EXERCISE TASK
Using the entries below, quote exactly the span of lines that begins with the line containing "What's the underlying" and ends with the final line.

-=-=-

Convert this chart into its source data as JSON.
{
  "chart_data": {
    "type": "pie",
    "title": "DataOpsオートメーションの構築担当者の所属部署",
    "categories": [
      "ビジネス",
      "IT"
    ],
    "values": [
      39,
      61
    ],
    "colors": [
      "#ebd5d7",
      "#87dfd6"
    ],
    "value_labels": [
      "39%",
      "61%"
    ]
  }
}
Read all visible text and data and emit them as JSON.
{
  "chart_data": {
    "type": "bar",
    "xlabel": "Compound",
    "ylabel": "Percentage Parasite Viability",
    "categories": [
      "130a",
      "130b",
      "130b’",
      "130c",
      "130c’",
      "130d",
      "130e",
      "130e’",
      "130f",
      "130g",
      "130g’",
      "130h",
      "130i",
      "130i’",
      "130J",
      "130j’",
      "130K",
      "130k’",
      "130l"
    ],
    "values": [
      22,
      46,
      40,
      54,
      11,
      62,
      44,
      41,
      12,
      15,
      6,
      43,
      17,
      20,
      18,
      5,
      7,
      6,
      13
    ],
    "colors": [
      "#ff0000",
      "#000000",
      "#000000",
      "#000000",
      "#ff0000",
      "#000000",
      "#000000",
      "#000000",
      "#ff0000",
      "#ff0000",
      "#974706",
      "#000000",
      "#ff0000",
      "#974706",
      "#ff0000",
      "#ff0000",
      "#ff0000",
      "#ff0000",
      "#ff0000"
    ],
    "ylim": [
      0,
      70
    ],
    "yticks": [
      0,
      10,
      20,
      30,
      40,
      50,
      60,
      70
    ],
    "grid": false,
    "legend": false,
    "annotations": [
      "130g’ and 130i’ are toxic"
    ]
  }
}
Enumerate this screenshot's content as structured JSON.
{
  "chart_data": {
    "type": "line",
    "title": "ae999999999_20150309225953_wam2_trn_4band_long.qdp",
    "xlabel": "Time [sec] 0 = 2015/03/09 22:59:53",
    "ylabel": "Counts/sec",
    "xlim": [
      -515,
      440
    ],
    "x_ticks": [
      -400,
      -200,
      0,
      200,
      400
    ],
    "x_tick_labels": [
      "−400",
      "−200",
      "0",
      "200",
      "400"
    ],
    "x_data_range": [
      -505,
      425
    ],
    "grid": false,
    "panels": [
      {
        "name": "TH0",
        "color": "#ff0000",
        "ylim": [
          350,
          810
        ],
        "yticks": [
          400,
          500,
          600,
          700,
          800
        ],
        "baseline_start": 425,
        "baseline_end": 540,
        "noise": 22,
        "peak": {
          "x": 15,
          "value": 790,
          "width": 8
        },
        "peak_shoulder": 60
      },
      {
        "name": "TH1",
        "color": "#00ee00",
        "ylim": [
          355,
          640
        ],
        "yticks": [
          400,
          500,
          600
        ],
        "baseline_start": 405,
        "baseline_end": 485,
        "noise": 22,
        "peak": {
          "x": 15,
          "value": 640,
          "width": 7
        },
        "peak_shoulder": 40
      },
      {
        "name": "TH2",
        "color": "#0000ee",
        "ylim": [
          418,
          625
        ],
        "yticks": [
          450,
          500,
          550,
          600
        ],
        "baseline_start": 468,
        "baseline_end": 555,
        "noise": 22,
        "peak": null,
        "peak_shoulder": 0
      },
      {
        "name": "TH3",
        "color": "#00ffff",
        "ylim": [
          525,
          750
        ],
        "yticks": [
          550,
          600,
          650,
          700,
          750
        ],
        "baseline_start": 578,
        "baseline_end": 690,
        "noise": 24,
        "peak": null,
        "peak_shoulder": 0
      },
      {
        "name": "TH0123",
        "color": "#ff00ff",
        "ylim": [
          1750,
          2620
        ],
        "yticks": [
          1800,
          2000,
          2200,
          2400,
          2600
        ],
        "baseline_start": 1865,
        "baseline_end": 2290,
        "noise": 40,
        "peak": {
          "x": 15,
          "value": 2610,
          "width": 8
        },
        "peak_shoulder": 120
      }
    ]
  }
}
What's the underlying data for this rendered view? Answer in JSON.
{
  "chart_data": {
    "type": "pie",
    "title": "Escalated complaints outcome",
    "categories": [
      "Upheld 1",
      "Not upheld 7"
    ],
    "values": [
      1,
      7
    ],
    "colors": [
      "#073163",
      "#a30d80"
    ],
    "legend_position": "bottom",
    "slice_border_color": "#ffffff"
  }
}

-=-=-

REPLY
What's the underlying data for this rendered view? Answer in JSON.
{
  "chart_data": {
    "type": "pie",
    "title": "Escalated complaints outcome",
    "categories": [
      "Upheld 1",
      "Not upheld 7"
    ],
    "values": [
      1,
      7
    ],
    "colors": [
      "#073163",
      "#a30d80"
    ],
    "legend_position": "bottom",
    "slice_border_color": "#ffffff"
  }
}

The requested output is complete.